[A run of records]
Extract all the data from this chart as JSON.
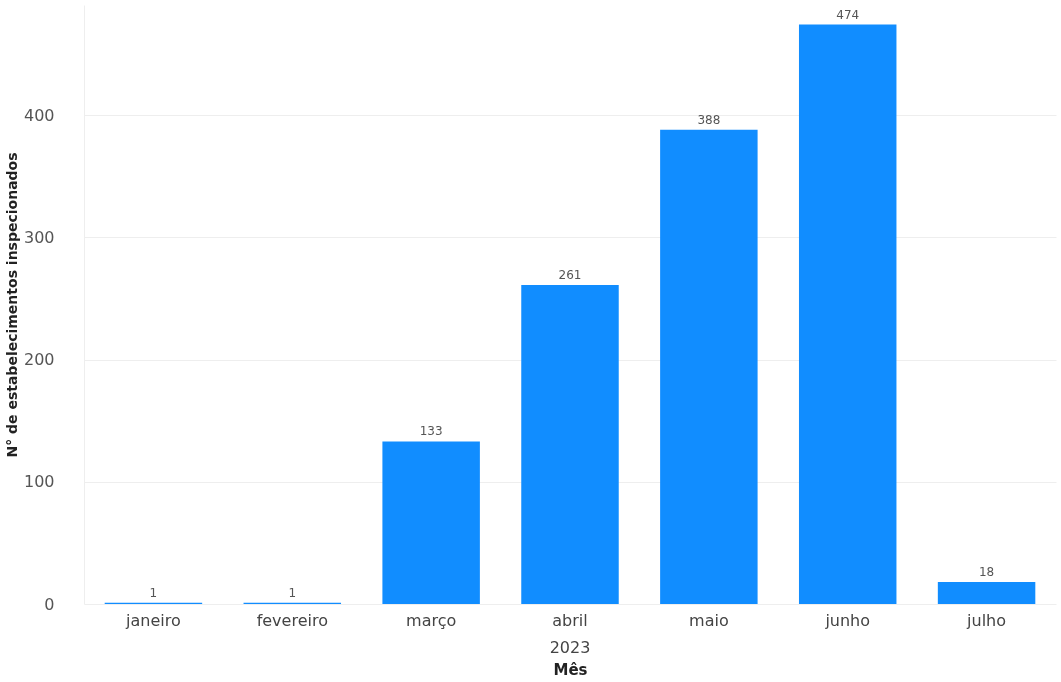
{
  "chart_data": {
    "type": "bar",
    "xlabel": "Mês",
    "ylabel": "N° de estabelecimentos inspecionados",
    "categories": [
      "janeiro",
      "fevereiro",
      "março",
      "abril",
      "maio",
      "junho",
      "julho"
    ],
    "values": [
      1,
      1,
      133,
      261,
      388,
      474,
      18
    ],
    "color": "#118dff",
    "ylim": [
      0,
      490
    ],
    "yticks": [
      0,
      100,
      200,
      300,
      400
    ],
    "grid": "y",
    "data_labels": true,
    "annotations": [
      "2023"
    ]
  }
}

--

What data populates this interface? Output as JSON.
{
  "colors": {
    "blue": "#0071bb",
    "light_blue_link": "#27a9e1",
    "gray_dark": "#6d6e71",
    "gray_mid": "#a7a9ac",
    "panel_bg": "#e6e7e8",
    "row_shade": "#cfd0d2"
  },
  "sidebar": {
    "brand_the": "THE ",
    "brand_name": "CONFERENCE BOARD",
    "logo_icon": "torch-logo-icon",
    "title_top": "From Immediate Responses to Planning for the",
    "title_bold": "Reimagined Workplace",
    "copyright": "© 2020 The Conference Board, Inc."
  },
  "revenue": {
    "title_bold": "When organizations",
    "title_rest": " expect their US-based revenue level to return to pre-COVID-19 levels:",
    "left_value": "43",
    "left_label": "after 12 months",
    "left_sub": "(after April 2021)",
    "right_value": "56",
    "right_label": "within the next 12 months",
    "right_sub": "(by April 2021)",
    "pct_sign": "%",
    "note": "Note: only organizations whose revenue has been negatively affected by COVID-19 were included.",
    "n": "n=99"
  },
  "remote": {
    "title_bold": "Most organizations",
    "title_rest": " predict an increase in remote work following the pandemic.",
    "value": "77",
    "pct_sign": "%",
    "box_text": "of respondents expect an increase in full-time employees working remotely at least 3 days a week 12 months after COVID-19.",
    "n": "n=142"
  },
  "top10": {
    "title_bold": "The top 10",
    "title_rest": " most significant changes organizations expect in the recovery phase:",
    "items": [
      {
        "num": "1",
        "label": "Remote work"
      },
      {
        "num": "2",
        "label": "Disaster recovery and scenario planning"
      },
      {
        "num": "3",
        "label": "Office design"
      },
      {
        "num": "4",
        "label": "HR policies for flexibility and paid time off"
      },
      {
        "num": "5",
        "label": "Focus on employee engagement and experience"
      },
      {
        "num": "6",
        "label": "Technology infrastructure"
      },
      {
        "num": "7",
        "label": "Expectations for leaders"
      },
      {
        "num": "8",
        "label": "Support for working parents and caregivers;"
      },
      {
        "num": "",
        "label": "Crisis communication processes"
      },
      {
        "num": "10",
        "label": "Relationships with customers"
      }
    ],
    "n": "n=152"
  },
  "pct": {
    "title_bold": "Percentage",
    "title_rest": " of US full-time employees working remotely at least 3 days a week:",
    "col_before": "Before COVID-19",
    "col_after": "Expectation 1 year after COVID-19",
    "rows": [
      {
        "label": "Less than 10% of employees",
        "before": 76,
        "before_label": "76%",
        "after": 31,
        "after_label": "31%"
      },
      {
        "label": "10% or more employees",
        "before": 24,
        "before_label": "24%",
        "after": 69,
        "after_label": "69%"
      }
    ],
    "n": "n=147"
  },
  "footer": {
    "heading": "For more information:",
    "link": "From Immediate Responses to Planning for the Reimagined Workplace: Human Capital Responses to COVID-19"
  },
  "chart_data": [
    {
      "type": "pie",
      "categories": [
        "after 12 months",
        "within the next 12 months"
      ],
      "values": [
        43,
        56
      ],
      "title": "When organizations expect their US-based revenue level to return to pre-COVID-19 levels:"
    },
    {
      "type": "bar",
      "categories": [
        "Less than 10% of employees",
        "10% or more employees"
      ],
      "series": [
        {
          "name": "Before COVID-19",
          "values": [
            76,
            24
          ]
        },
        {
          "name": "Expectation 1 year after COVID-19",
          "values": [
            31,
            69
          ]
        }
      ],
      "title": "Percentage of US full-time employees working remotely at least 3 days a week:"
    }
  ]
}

YOUR GOAL =
Check every line of the material for the string "levels" and give the number of lines that have it, without anything else.

RIGHT ANSWER =
2